◆ **Extrait du texte**
L'UE veut exclure les fournisseurs étrangers à haut risque pour la sécurité des réseaux télécoms
L'UE veut exclure les fournisseurs étrangers à haut risque pour la sécurité des réseaux télécoms

La Commission européenne a dévoilé un projet législatif visant à renforcer la protection des infrastructures numériques du continent. Présenté mardi à Strasbourg, le texte prévoit d’exclure des réseaux télécoms européens tout fournisseur étranger considéré comme une menace pour la sécurité, marquant un tournant dans la politique de souveraineté technologique de l’Union.

Jusqu’à présent, Bruxelles s’était contentée de recommandations, laissant aux États membres le soin de restreindre ou non certains équipementiers. Cette approche fragmentée a montré ses limites, plusieurs pays ayant tardé à agir pour des raisons de coûts ou de dépendance industrielle. L’exécutif européen entend désormais imposer un cadre commun, applicable aussi bien aux réseaux mobiles qu’aux infrastructures fixes.

Une rupture avec la logique des simples recommandations

Sans les citer officiellement, la mesure cible en priorité des groupes déjà surveillés de près pour leurs liens avec des puissances étrangères. Le futur dispositif obligerait les opérateurs à remplacer, dans un délai de trois ans, les équipements provenant de fournisseurs classés à risque, afin d’éviter toute faille systémique dans les réseaux stratégiques.

Ce durcissement s’inscrit dans une réflexion plus large sur l’avenir numérique de l’Europe. La Commission doit prochainement trancher sur le financement des lourds investissements nécessaires à la généralisation de la fibre et de la 5G, tout en maintenant ses engagements internationaux. L’objectif affiché est clair : sécuriser les réseaux sans provoquer de rupture d’approvisionnement ni alourdir excessivement la facture pour les opérateurs et les États membres.

◆ **Données brutes**
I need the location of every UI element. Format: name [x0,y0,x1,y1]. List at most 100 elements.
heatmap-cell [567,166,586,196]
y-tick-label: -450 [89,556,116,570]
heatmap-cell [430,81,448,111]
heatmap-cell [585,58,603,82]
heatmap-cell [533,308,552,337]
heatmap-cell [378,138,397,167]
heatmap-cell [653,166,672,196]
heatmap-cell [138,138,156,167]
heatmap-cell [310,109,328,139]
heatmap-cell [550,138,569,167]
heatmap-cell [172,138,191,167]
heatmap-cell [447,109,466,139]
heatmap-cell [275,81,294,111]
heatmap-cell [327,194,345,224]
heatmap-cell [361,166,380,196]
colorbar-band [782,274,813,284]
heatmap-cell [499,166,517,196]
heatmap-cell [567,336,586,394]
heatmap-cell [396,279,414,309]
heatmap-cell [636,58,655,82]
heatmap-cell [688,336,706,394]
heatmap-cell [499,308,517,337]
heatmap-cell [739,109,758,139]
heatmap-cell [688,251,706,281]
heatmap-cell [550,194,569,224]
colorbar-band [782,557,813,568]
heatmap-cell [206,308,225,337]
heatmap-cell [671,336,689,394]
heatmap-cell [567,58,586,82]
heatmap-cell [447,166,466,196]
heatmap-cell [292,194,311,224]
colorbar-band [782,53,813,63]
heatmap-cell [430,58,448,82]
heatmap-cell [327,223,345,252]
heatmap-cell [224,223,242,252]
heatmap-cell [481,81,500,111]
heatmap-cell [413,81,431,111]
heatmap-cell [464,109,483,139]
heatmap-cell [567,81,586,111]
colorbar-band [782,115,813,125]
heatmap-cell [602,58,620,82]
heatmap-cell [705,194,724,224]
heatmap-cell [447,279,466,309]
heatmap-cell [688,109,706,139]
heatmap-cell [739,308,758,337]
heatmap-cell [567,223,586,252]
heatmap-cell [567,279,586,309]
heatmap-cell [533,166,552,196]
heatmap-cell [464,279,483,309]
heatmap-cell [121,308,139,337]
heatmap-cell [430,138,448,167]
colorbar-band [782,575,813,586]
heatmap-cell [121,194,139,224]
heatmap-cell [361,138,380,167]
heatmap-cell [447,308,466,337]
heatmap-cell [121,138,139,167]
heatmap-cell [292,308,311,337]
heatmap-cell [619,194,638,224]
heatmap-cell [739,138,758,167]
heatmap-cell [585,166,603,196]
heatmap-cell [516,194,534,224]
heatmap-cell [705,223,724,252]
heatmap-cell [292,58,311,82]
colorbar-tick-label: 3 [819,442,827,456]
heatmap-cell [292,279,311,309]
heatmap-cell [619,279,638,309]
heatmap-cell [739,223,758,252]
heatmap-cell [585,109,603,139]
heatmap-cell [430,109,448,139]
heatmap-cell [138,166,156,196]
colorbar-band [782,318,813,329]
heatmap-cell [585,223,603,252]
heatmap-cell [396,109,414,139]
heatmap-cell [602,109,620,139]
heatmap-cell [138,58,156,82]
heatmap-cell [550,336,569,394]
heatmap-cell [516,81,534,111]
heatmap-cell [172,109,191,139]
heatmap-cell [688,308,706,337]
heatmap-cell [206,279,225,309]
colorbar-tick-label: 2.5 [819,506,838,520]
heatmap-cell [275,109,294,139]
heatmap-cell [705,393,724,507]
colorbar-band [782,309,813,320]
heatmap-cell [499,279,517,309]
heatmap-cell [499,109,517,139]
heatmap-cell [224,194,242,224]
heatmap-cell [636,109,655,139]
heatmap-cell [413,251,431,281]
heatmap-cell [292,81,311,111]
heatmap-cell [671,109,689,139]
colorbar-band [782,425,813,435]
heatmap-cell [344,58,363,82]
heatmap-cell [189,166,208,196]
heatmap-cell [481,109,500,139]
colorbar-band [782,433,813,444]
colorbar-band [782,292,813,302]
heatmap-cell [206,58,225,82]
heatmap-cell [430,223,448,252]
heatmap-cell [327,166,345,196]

◆ **Consigne**
Relevez, dans l'extrait sur les fournisseurs télécoms à haut risque, tous les types précis de réseaux ou de technologies de télécommunication qui y sont nommés. Les données n'interviennent en rien ici.

◆ **Corrigé**
réseaux mobiles ; infrastructures fixes ; fibre ; 5G